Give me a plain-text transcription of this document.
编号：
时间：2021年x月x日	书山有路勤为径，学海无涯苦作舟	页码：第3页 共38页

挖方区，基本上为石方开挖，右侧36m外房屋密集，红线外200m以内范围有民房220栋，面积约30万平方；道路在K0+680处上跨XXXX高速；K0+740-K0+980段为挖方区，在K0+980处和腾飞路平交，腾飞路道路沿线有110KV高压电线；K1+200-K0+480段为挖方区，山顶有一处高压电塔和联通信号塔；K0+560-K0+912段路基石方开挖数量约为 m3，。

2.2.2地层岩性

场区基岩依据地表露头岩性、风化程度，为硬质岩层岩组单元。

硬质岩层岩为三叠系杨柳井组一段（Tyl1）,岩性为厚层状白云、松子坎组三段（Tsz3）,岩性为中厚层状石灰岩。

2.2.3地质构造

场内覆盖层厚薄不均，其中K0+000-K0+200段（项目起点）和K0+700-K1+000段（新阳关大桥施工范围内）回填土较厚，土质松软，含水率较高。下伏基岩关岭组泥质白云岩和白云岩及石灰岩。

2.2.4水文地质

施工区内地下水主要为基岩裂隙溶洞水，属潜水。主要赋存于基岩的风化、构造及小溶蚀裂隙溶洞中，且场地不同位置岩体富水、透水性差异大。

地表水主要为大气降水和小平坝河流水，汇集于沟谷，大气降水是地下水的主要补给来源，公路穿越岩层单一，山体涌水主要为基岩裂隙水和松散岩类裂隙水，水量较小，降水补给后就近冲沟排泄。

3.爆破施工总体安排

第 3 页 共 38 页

· · ·

Copy the records above exactly as they appear.

TASK SOLUTION:
Give me a plain-text transcription of this document.
编号：
时间：2021年x月x日	书山有路勤为径，学海无涯苦作舟	页码：第3页 共38页

挖方区，基本上为石方开挖，右侧36m外房屋密集，红线外200m以内范围有民房220栋，面积约30万平方；道路在K0+680处上跨XXXX高速；K0+740-K0+980段为挖方区，在K0+980处和腾飞路平交，腾飞路道路沿线有110KV高压电线；K1+200-K0+480段为挖方区，山顶有一处高压电塔和联通信号塔；K0+560-K0+912段路基石方开挖数量约为 m3，。

2.2.2地层岩性

场区基岩依据地表露头岩性、风化程度，为硬质岩层岩组单元。

硬质岩层岩为三叠系杨柳井组一段（Tyl1）,岩性为厚层状白云、松子坎组三段（Tsz3）,岩性为中厚层状石灰岩。

2.2.3地质构造

场内覆盖层厚薄不均，其中K0+000-K0+200段（项目起点）和K0+700-K1+000段（新阳关大桥施工范围内）回填土较厚，土质松软，含水率较高。下伏基岩关岭组泥质白云岩和白云岩及石灰岩。

2.2.4水文地质

施工区内地下水主要为基岩裂隙溶洞水，属潜水。主要赋存于基岩的风化、构造及小溶蚀裂隙溶洞中，且场地不同位置岩体富水、透水性差异大。

地表水主要为大气降水和小平坝河流水，汇集于沟谷，大气降水是地下水的主要补给来源，公路穿越岩层单一，山体涌水主要为基岩裂隙水和松散岩类裂隙水，水量较小，降水补给后就近冲沟排泄。

3.爆破施工总体安排

第 3 页 共 38 页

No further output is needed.